Start

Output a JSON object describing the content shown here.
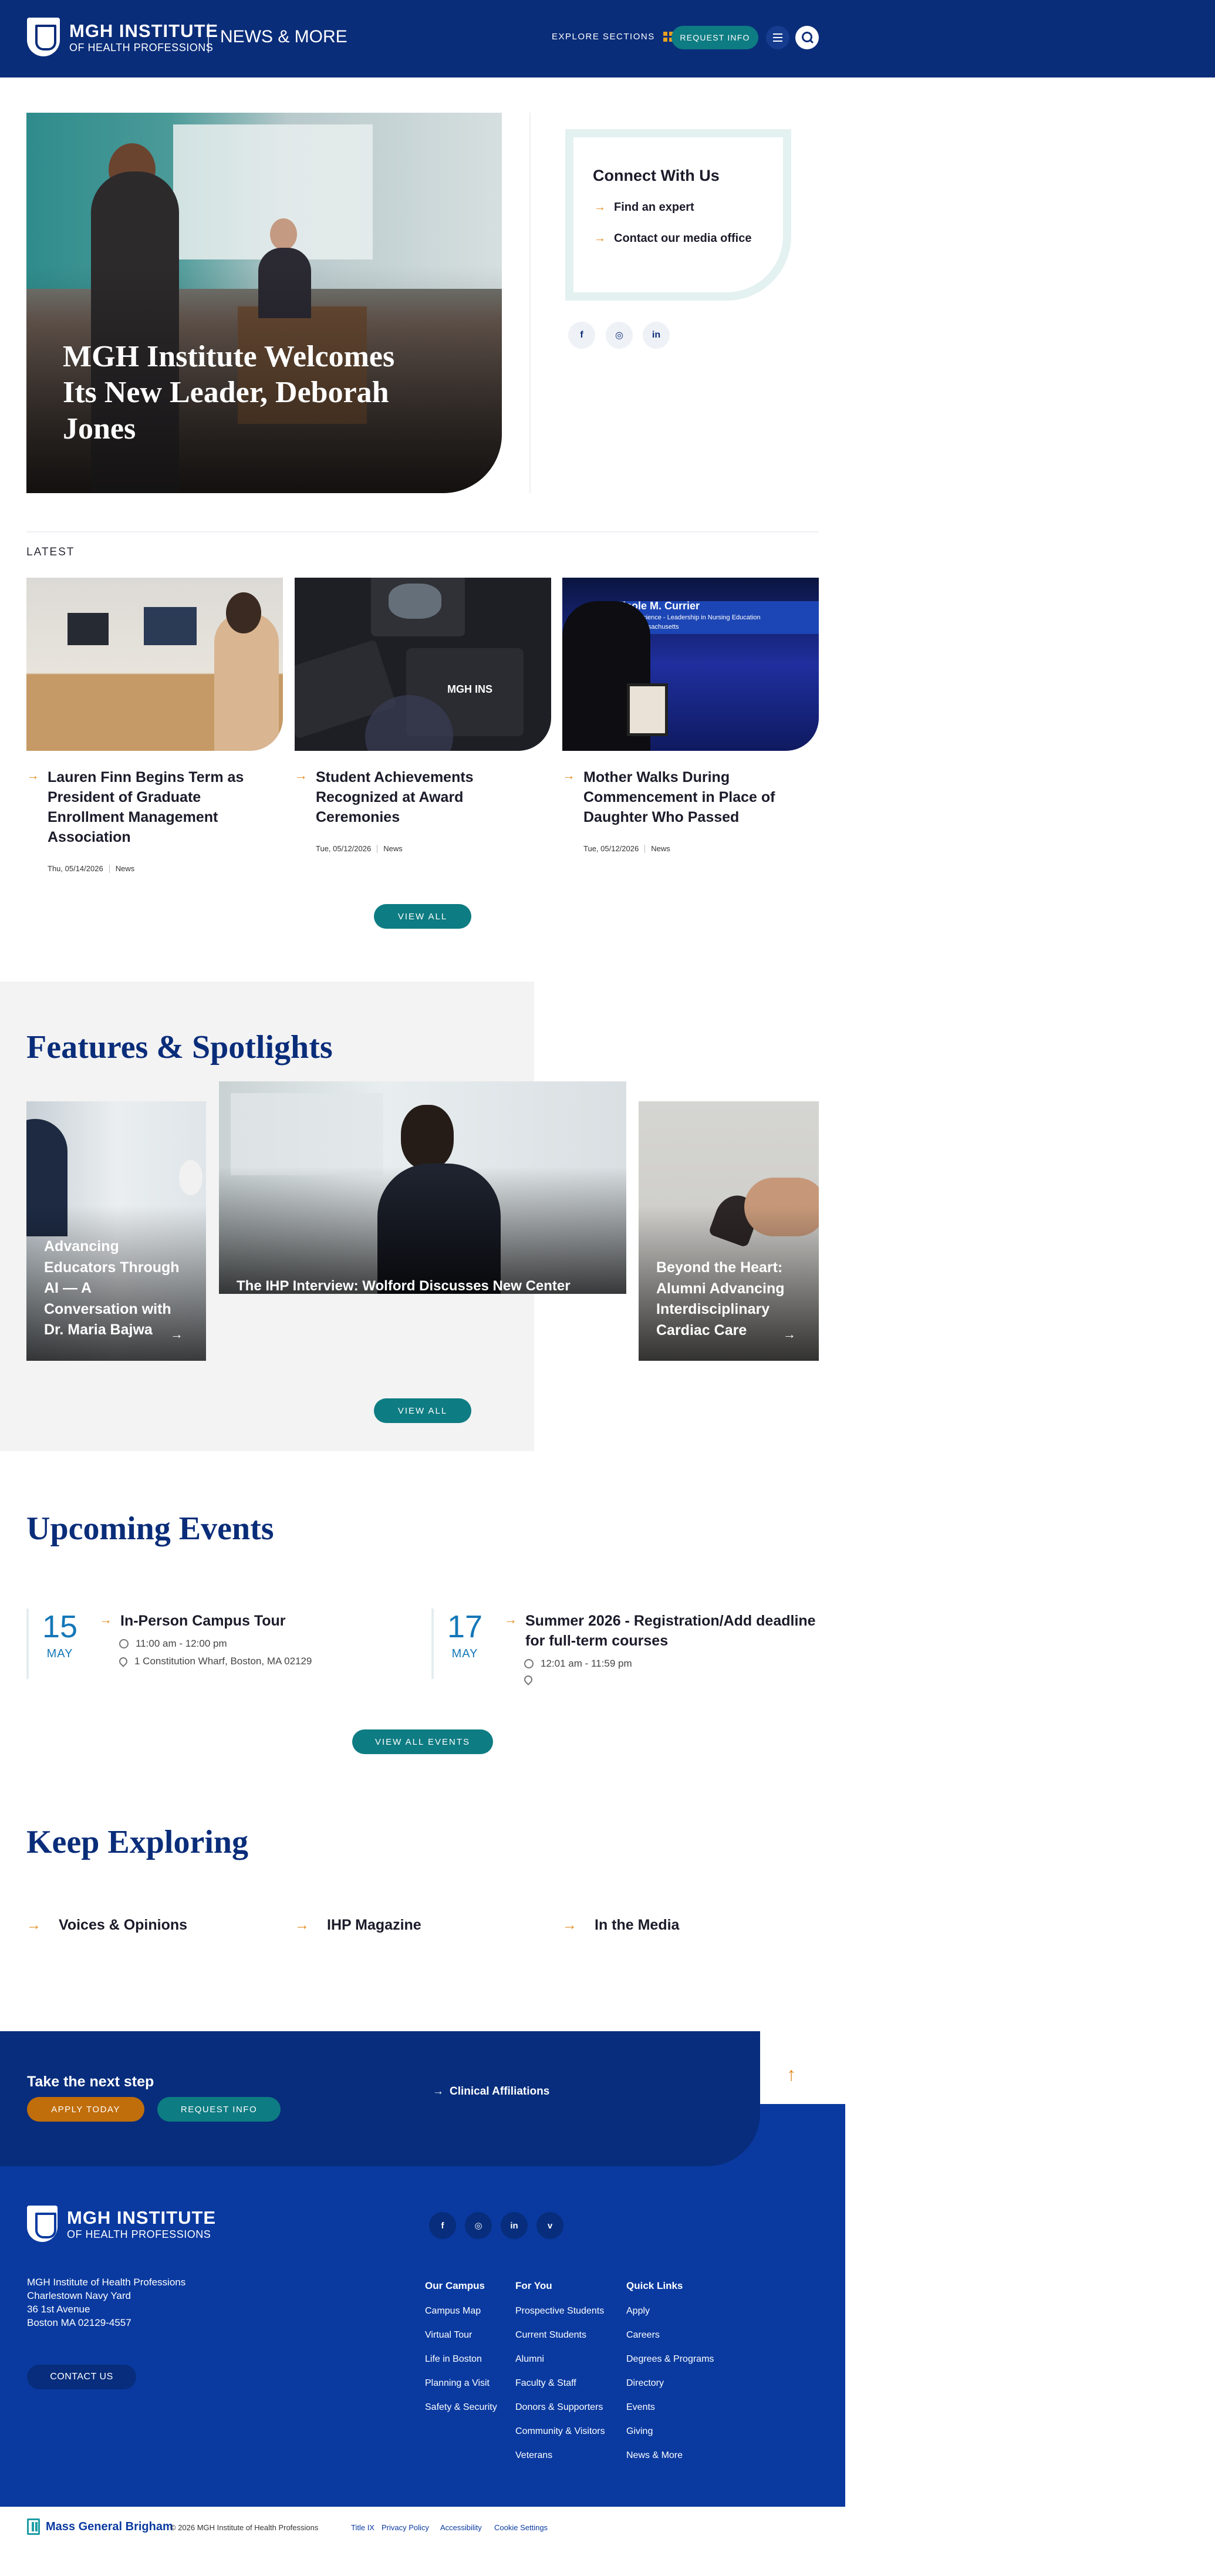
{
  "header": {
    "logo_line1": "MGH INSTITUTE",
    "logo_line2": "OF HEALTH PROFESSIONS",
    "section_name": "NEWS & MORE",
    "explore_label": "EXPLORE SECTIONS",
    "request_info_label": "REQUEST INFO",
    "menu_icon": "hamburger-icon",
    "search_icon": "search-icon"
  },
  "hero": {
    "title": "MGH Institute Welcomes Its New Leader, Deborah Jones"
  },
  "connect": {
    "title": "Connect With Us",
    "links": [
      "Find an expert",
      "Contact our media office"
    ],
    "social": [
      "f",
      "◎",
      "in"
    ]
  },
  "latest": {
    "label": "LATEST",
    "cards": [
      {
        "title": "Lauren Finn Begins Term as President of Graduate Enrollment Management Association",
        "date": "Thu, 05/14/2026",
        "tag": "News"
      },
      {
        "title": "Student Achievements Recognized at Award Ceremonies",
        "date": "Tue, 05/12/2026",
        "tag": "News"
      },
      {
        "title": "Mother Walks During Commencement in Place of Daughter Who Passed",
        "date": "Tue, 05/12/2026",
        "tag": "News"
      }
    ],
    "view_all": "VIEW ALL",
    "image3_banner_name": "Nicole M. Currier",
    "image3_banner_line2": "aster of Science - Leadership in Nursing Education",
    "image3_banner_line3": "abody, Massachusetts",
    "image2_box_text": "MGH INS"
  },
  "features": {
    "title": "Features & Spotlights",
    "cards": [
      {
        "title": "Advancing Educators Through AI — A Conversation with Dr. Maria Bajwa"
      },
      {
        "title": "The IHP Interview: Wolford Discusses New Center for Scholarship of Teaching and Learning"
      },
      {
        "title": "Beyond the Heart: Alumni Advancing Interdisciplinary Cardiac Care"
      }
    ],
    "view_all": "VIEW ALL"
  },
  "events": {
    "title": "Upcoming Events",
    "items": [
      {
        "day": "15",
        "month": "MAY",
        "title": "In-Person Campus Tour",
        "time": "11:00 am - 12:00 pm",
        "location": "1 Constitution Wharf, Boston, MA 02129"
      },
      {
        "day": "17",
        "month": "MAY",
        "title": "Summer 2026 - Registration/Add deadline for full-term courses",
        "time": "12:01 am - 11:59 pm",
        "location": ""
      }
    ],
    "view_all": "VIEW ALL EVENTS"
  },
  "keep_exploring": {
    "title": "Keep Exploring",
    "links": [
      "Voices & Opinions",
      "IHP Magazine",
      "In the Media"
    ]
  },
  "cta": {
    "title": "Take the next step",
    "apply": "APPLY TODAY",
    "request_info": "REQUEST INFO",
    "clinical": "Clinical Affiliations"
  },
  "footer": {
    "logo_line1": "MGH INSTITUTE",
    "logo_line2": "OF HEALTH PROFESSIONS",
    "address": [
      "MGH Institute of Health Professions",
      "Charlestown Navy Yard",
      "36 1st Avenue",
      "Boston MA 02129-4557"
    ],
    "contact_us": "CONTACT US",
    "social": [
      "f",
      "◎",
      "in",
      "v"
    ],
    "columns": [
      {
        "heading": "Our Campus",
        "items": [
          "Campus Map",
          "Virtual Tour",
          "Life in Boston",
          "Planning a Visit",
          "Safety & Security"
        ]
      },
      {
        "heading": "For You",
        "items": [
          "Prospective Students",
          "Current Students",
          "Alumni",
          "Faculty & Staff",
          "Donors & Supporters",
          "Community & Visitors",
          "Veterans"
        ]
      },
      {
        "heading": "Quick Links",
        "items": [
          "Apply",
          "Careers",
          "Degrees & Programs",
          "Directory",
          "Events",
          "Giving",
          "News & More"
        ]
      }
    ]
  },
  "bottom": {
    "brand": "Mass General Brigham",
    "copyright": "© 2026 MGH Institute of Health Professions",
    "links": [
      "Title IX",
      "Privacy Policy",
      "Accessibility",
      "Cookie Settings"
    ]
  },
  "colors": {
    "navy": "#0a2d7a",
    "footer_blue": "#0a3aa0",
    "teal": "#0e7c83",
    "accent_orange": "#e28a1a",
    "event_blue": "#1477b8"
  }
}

End
Start

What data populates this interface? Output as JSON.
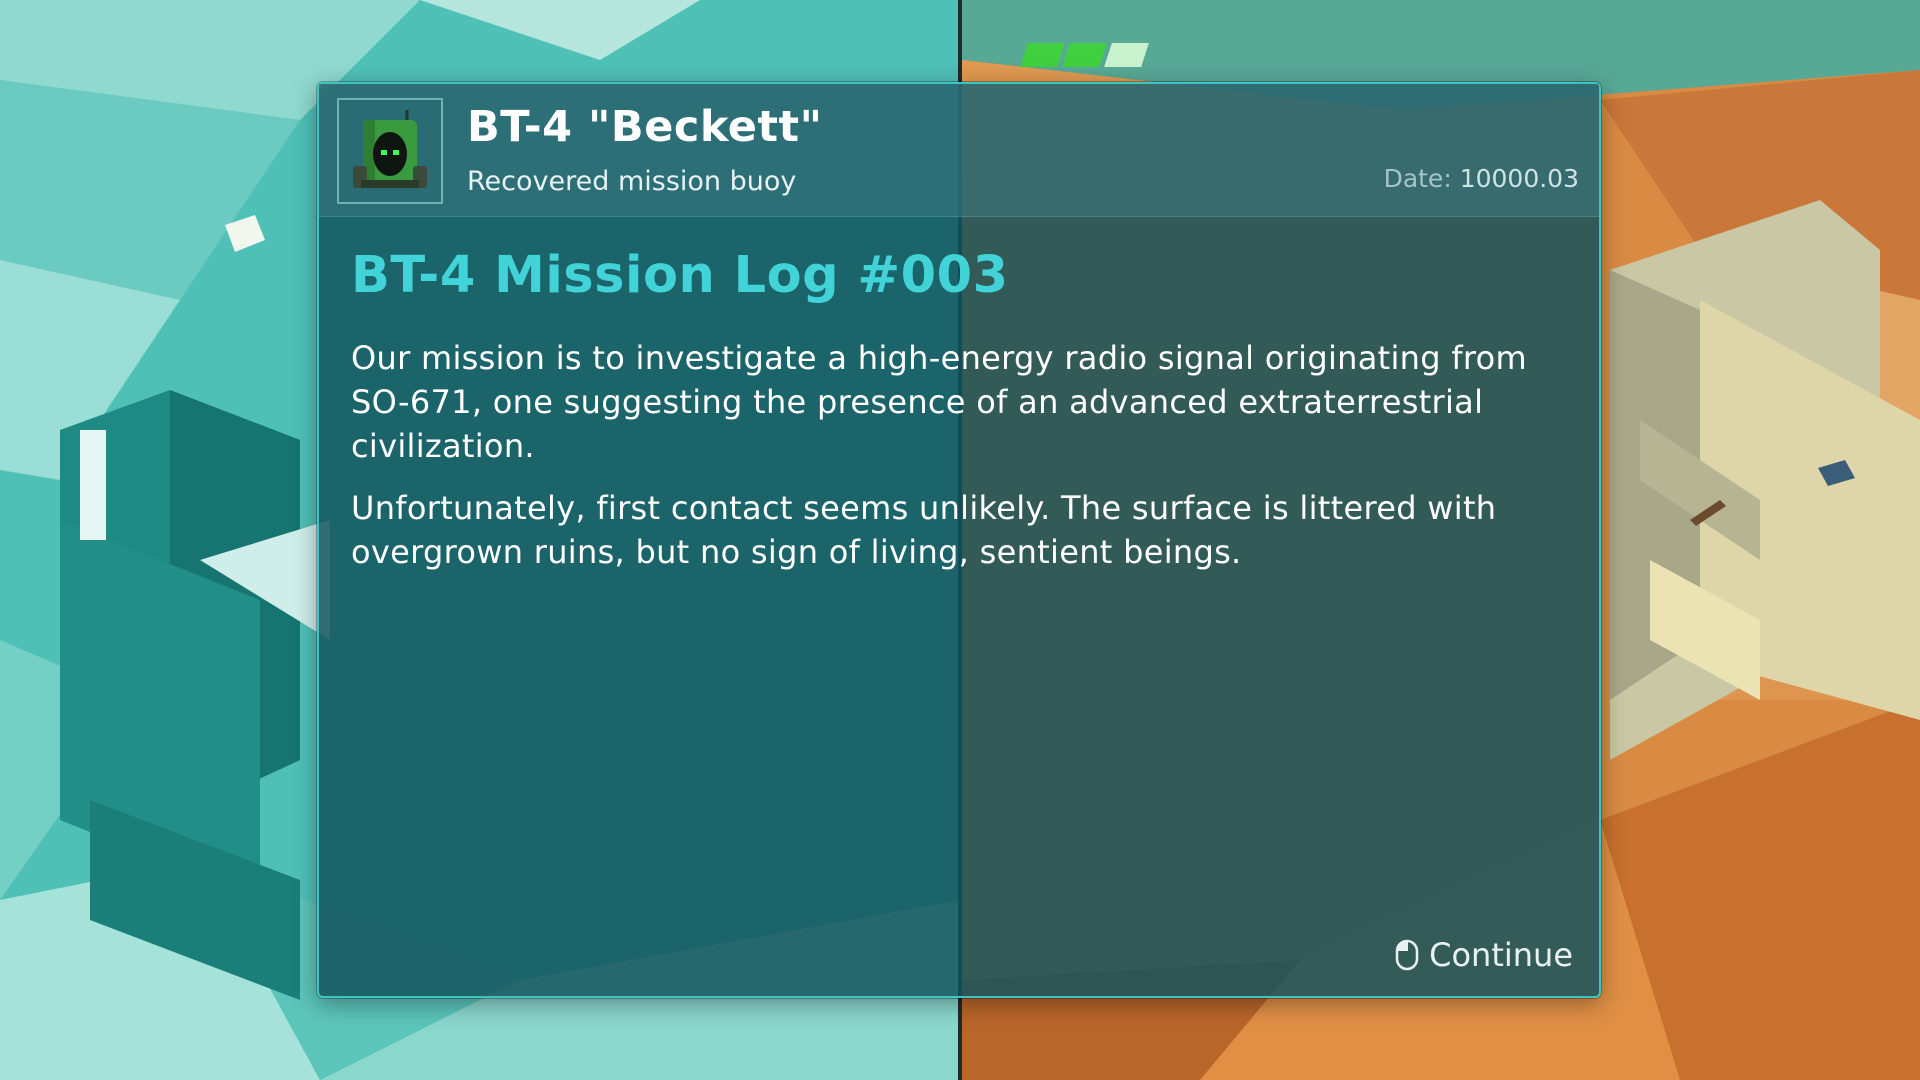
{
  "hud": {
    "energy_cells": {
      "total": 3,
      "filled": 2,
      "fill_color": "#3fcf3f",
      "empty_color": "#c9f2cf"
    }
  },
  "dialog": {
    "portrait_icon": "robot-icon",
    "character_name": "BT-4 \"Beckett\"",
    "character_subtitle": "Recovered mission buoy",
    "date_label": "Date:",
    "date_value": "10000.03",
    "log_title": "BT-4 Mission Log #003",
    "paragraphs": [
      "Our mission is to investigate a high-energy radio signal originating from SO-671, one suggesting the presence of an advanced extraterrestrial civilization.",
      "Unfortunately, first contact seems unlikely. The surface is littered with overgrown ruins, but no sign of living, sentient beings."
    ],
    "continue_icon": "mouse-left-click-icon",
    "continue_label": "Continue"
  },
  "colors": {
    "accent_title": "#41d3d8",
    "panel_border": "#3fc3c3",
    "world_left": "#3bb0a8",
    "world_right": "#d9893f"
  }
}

End
Start

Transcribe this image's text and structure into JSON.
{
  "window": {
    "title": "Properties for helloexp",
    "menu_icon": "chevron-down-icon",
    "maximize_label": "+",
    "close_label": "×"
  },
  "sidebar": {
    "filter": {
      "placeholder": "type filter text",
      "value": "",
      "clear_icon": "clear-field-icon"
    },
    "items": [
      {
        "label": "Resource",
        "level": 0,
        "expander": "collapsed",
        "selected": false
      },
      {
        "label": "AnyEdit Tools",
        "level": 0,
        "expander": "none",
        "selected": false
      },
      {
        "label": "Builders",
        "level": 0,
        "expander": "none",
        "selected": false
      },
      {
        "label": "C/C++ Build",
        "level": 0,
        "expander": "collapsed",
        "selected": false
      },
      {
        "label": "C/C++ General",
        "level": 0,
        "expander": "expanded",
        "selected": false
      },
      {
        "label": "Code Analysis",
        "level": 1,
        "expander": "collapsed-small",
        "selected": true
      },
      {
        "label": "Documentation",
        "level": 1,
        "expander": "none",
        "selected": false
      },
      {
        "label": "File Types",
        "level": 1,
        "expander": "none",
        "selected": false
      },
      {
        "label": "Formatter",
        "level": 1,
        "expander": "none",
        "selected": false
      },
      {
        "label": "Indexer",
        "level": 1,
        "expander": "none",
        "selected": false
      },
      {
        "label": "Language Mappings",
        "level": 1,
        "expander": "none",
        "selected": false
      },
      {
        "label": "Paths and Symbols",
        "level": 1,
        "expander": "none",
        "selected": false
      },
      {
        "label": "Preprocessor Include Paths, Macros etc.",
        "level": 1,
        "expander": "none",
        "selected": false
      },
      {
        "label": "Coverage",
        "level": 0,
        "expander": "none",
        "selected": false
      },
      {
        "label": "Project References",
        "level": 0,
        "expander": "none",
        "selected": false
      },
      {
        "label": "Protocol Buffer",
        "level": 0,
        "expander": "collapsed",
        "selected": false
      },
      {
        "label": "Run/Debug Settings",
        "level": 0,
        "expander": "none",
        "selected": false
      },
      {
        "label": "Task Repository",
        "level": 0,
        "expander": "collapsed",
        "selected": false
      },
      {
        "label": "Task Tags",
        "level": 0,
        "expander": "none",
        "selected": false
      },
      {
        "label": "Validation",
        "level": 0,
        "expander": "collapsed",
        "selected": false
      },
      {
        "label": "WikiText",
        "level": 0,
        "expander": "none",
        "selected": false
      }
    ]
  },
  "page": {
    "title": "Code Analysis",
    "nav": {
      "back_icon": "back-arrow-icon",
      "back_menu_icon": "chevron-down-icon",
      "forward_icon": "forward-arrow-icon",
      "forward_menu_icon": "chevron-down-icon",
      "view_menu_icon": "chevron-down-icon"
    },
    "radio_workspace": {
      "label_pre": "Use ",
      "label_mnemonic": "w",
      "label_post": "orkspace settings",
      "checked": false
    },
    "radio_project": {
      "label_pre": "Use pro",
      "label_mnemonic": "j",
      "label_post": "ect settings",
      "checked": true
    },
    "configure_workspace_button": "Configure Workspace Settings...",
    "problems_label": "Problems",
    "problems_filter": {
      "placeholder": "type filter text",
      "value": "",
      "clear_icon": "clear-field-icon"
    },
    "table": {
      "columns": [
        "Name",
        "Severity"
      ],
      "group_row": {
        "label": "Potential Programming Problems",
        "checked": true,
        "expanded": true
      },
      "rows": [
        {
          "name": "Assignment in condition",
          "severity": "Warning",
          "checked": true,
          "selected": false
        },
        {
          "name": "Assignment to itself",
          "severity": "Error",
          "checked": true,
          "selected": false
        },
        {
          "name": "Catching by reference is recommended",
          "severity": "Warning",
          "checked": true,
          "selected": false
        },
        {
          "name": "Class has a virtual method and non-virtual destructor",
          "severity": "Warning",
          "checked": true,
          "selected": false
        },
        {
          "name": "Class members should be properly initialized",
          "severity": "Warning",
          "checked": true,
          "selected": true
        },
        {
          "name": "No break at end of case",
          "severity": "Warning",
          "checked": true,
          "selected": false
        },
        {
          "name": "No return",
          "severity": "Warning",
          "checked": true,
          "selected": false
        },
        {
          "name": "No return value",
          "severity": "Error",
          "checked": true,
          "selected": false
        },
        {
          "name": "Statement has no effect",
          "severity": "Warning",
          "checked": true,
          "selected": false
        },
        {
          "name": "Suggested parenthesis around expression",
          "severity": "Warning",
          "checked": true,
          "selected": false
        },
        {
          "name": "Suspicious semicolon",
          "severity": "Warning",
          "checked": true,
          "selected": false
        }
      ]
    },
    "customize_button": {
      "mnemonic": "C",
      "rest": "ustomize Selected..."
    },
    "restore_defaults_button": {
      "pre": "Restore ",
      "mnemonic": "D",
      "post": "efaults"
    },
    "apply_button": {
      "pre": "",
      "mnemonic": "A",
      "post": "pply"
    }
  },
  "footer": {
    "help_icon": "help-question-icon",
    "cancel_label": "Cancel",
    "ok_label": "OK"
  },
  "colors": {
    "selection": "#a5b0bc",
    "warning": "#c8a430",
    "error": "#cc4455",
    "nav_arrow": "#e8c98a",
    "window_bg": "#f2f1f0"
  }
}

End

What is asked: Pick out all the lines with the word "Students" in them and copy them.

Task solution:
          "Prospective Students",
          "Current Students",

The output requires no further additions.